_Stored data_
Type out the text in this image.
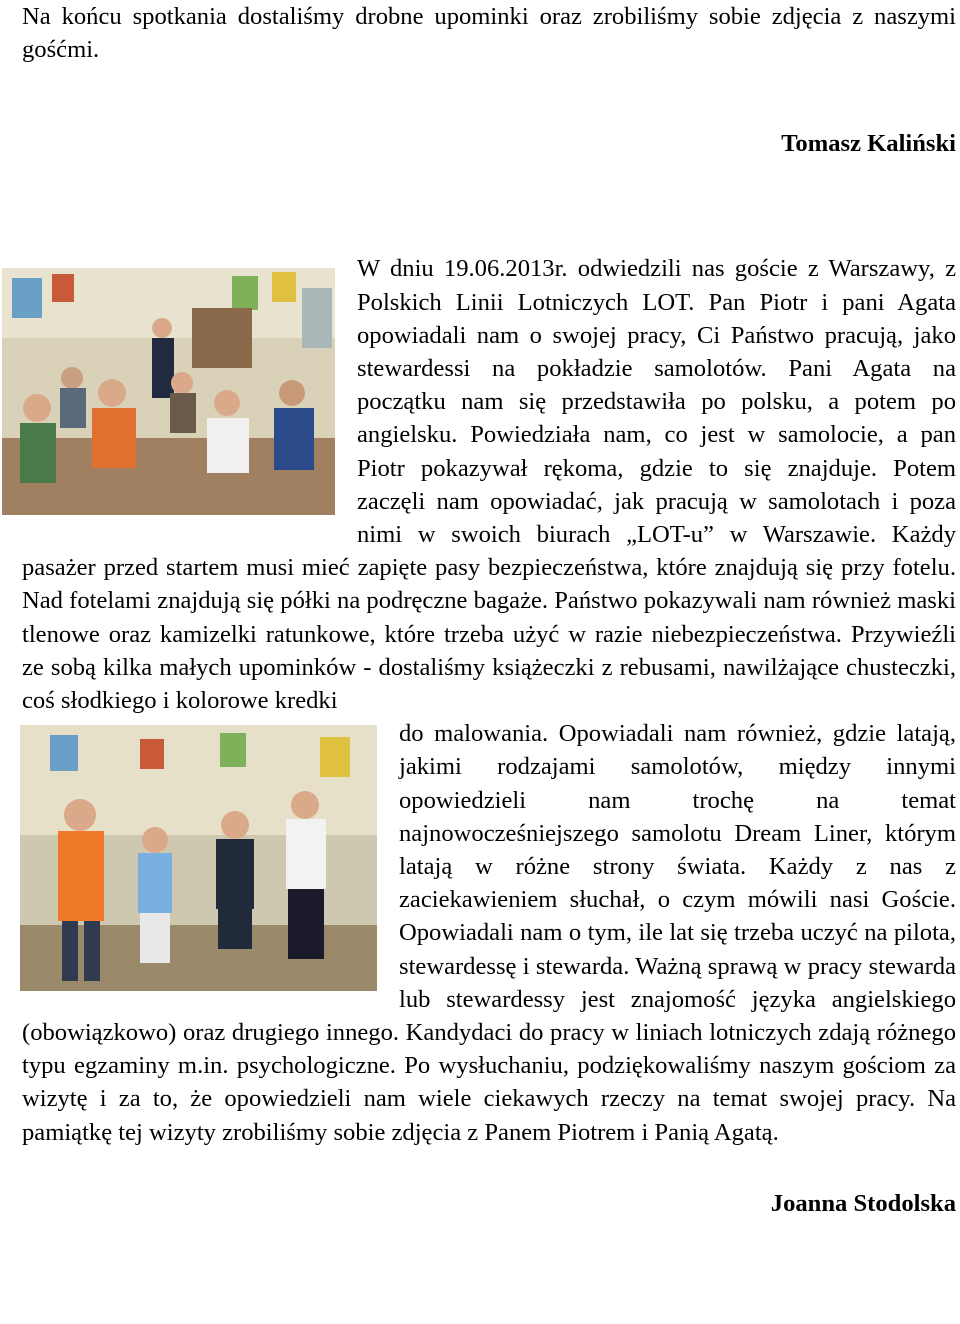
Na końcu spotkania dostaliśmy drobne upominki oraz zrobiliśmy sobie zdjęcia z naszymi gośćmi.

Tomasz Kaliński

W dniu 19.06.2013r. odwiedzili nas goście z Warszawy, z Polskich Linii Lotniczych LOT. Pan Piotr i pani Agata opowiadali nam o swojej pracy, Ci Państwo pracują, jako stewardessi na pokładzie samolotów. Pani Agata na początku nam się przedstawiła po polsku, a potem po angielsku. Powiedziała nam, co jest w samolocie, a pan Piotr pokazywał rękoma, gdzie to się znajduje. Potem zaczęli nam opowiadać, jak pracują w samolotach i poza nimi w swoich biurach „LOT-u” w Warszawie. Każdy pasażer przed startem musi mieć zapięte pasy bezpieczeństwa, które znajdują się przy fotelu. Nad fotelami znajdują się półki na podręczne bagaże. Państwo pokazywali nam również maski tlenowe oraz kamizelki ratunkowe, które trzeba użyć w razie niebezpieczeństwa. Przywieźli ze sobą kilka małych upominków - dostaliśmy książeczki z rebusami, nawilżające chusteczki, coś słodkiego i kolorowe kredki

do malowania. Opowiadali nam również, gdzie latają, jakimi rodzajami samolotów, między innymi opowiedzieli nam trochę na temat najnowocześniejszego samolotu Dream Liner, którym latają w różne strony świata. Każdy z nas z zaciekawieniem słuchał, o czym mówili nasi Goście. Opowiadali nam o tym, ile lat się trzeba uczyć na pilota, stewardessę i stewarda. Ważną sprawą w pracy stewarda lub stewardessy jest znajomość języka angielskiego (obowiązkowo) oraz drugiego innego. Kandydaci do pracy w liniach lotniczych zdają różnego typu egzaminy m.in. psychologiczne. Po wysłuchaniu, podziękowaliśmy naszym gościom za wizytę i za to, że opowiedzieli nam wiele ciekawych rzeczy na temat swojej pracy. Na pamiątkę tej wizyty zrobiliśmy sobie zdjęcia z Panem Piotrem i Panią Agatą.

Joanna Stodolska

_WHAT THE EXERCISE ASKS_
All of the records need repeating exactly, except for the pictures.

_ANSWER TO THIS TASK_
Type out the text in this image.
Na końcu spotkania dostaliśmy drobne upominki oraz zrobiliśmy sobie zdjęcia z naszymi gośćmi.

Tomasz Kaliński

W dniu 19.06.2013r. odwiedzili nas goście z Warszawy, z Polskich Linii Lotniczych LOT. Pan Piotr i pani Agata opowiadali nam o swojej pracy, Ci Państwo pracują, jako stewardessi na pokładzie samolotów. Pani Agata na początku nam się przedstawiła po polsku, a potem po angielsku. Powiedziała nam, co jest w samolocie, a pan Piotr pokazywał rękoma, gdzie to się znajduje. Potem zaczęli nam opowiadać, jak pracują w samolotach i poza nimi w swoich biurach „LOT-u” w Warszawie. Każdy pasażer przed startem musi mieć zapięte pasy bezpieczeństwa, które znajdują się przy fotelu. Nad fotelami znajdują się półki na podręczne bagaże. Państwo pokazywali nam również maski tlenowe oraz kamizelki ratunkowe, które trzeba użyć w razie niebezpieczeństwa. Przywieźli ze sobą kilka małych upominków - dostaliśmy książeczki z rebusami, nawilżające chusteczki, coś słodkiego i kolorowe kredki

do malowania. Opowiadali nam również, gdzie latają, jakimi rodzajami samolotów, między innymi opowiedzieli nam trochę na temat najnowocześniejszego samolotu Dream Liner, którym latają w różne strony świata. Każdy z nas z zaciekawieniem słuchał, o czym mówili nasi Goście. Opowiadali nam o tym, ile lat się trzeba uczyć na pilota, stewardessę i stewarda. Ważną sprawą w pracy stewarda lub stewardessy jest znajomość języka angielskiego (obowiązkowo) oraz drugiego innego. Kandydaci do pracy w liniach lotniczych zdają różnego typu egzaminy m.in. psychologiczne. Po wysłuchaniu, podziękowaliśmy naszym gościom za wizytę i za to, że opowiedzieli nam wiele ciekawych rzeczy na temat swojej pracy. Na pamiątkę tej wizyty zrobiliśmy sobie zdjęcia z Panem Piotrem i Panią Agatą.

Joanna Stodolska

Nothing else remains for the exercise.